What you have to do
Output every line of the material exactly, omitting images.

Information shown
-- Start --

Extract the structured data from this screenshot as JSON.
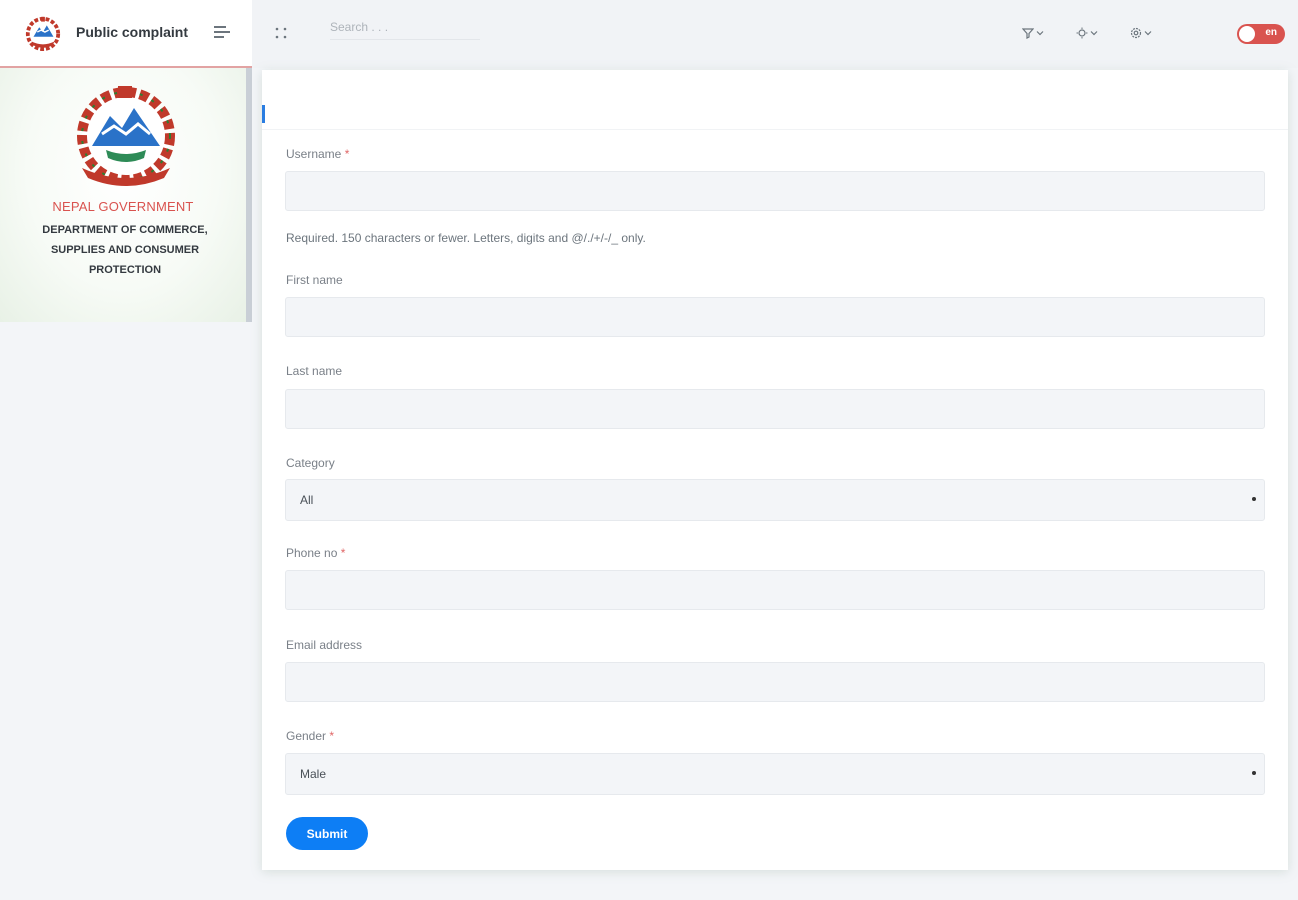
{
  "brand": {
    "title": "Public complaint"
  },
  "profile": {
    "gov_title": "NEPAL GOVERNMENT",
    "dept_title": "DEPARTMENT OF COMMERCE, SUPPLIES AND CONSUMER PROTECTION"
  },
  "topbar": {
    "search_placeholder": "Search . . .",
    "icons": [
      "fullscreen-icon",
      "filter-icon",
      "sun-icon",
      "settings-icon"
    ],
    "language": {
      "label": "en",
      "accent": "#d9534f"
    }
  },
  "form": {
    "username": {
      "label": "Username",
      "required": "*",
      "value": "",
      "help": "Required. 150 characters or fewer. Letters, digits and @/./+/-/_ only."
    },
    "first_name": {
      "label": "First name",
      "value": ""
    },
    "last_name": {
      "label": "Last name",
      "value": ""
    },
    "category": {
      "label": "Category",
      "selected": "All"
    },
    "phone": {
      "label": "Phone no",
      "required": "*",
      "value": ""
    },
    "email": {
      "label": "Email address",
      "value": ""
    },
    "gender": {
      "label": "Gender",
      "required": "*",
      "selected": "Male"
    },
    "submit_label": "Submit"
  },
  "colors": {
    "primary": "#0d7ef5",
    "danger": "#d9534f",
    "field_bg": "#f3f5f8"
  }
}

-- End --

Exercise response
Extract the structured data from this screenshot as JSON.
{
  "brand": {
    "title": "Public complaint"
  },
  "profile": {
    "gov_title": "NEPAL GOVERNMENT",
    "dept_title": "DEPARTMENT OF COMMERCE, SUPPLIES AND CONSUMER PROTECTION"
  },
  "topbar": {
    "search_placeholder": "Search . . .",
    "icons": [
      "fullscreen-icon",
      "filter-icon",
      "sun-icon",
      "settings-icon"
    ],
    "language": {
      "label": "en",
      "accent": "#d9534f"
    }
  },
  "form": {
    "username": {
      "label": "Username",
      "required": "*",
      "value": "",
      "help": "Required. 150 characters or fewer. Letters, digits and @/./+/-/_ only."
    },
    "first_name": {
      "label": "First name",
      "value": ""
    },
    "last_name": {
      "label": "Last name",
      "value": ""
    },
    "category": {
      "label": "Category",
      "selected": "All"
    },
    "phone": {
      "label": "Phone no",
      "required": "*",
      "value": ""
    },
    "email": {
      "label": "Email address",
      "value": ""
    },
    "gender": {
      "label": "Gender",
      "required": "*",
      "selected": "Male"
    },
    "submit_label": "Submit"
  },
  "colors": {
    "primary": "#0d7ef5",
    "danger": "#d9534f",
    "field_bg": "#f3f5f8"
  }
}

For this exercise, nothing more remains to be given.